» **Given request**
How many lines of the entries below include the word "data"? Answer with the number alone.

>> start Material provided

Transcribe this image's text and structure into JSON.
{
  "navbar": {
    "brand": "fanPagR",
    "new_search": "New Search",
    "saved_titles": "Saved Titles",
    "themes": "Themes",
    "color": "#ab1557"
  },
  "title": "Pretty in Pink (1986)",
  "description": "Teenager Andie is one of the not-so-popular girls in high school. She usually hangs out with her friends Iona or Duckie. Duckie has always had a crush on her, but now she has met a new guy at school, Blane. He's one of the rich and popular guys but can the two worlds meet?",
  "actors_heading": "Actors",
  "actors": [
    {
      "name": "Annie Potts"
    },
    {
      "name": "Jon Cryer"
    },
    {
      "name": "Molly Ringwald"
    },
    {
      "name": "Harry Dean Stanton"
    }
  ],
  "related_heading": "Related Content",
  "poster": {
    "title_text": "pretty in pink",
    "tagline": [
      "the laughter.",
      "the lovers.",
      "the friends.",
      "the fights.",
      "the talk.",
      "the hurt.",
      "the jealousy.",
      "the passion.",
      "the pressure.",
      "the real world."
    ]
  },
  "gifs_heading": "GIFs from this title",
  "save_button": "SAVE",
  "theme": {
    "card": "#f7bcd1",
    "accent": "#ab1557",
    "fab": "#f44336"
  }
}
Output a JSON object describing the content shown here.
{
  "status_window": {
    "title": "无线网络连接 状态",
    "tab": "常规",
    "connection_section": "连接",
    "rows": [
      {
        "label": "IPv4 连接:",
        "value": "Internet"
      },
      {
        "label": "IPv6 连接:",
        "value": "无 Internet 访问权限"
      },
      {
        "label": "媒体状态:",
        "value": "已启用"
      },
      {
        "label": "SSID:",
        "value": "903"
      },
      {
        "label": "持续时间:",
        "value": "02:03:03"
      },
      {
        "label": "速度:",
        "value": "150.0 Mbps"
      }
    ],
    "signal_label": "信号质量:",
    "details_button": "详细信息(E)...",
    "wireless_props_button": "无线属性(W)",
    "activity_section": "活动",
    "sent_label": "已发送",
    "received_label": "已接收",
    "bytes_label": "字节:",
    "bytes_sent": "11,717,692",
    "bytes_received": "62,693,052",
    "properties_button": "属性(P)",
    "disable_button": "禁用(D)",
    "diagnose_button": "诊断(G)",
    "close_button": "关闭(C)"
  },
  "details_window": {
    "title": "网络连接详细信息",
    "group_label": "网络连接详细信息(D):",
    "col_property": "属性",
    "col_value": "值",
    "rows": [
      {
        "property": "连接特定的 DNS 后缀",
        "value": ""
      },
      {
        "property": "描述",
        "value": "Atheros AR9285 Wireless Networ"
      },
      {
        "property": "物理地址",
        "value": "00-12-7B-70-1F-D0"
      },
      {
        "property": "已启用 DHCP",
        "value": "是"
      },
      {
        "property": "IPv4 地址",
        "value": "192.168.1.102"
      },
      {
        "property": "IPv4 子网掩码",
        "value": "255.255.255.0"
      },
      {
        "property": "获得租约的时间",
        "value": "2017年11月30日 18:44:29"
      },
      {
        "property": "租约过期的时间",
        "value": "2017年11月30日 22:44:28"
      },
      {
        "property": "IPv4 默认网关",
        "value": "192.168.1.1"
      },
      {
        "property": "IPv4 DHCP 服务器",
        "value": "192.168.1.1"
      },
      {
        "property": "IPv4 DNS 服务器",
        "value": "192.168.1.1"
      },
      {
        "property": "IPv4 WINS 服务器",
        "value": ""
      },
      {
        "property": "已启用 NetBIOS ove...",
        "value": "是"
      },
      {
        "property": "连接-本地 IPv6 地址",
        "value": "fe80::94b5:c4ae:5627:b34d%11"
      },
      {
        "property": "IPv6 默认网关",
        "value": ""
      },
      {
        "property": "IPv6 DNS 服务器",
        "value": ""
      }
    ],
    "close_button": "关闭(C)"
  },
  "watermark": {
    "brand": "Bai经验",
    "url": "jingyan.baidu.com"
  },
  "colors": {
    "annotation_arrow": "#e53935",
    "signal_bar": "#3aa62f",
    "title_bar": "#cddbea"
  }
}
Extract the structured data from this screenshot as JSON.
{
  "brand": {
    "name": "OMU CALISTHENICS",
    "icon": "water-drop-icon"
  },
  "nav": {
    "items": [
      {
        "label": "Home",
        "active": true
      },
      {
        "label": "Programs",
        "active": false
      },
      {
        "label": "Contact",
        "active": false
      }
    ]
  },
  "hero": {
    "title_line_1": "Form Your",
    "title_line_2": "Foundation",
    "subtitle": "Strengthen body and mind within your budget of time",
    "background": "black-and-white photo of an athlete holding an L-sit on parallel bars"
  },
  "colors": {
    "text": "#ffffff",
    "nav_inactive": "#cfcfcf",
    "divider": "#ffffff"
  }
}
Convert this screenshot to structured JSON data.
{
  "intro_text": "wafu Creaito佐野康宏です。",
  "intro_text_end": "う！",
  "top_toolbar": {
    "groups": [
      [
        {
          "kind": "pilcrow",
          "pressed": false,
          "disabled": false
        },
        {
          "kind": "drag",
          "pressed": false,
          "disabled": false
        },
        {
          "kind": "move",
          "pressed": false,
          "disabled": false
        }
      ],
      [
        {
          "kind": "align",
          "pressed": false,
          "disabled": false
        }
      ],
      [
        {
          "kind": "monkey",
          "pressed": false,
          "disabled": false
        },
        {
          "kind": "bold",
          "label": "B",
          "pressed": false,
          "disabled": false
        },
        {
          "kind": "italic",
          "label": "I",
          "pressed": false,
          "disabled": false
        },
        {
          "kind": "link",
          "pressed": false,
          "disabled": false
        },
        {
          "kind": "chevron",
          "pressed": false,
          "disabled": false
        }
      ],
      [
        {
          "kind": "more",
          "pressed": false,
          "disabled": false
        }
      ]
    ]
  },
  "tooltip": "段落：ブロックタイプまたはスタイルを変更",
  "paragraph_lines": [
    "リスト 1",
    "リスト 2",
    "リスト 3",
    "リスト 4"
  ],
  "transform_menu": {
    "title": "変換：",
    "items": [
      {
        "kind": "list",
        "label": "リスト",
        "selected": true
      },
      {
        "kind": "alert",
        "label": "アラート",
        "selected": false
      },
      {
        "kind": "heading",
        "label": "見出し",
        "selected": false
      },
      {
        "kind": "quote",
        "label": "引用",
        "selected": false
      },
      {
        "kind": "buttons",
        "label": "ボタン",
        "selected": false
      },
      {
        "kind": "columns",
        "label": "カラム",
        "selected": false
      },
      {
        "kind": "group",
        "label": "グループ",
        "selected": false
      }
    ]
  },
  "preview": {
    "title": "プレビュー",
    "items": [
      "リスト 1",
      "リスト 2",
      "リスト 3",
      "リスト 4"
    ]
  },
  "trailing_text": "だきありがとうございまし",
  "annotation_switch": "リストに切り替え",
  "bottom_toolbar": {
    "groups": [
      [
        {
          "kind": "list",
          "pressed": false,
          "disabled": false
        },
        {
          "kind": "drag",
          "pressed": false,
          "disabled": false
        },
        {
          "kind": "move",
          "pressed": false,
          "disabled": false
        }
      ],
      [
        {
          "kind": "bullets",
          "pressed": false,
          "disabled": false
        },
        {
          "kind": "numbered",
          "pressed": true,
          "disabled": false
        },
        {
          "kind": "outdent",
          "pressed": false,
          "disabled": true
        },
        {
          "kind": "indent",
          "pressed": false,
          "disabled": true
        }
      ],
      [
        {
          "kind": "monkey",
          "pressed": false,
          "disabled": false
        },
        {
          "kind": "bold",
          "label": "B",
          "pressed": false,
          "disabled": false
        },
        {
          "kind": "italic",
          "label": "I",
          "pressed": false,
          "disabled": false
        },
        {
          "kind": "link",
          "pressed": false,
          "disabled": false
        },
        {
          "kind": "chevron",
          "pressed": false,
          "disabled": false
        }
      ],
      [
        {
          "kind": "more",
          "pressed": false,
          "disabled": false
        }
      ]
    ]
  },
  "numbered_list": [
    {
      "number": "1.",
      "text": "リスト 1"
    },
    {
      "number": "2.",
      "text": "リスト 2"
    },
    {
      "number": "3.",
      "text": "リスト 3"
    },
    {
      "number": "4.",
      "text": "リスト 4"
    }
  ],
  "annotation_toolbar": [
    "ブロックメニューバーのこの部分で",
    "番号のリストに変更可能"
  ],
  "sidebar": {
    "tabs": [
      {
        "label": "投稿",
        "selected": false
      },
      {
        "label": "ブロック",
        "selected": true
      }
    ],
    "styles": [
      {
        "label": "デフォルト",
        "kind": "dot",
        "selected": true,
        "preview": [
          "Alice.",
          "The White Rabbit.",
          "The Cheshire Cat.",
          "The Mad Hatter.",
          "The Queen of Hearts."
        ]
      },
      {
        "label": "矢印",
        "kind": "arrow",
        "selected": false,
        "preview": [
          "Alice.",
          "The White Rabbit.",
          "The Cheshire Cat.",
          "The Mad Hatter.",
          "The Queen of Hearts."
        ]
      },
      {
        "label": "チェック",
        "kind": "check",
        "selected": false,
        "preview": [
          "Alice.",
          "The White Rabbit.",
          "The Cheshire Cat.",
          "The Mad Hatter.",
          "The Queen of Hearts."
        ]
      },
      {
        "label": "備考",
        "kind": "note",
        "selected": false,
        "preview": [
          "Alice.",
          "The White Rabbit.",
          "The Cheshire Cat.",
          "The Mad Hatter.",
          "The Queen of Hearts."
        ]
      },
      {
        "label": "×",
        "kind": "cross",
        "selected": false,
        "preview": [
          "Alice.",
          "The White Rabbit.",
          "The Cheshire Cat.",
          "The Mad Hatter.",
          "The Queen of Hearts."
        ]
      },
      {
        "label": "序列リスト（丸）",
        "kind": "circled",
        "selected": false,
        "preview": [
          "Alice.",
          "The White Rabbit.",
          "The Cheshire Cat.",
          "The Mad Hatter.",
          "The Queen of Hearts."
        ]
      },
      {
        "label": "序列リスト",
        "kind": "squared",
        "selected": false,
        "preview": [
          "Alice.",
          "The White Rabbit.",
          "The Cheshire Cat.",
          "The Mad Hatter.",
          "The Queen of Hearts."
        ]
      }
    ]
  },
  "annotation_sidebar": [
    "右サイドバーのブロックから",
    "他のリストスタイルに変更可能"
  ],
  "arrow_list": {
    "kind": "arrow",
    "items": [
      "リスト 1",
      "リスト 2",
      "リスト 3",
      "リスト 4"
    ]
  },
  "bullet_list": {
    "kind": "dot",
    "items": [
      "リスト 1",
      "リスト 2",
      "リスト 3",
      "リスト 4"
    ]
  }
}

>> end Material provided

» **Exercise solution**
2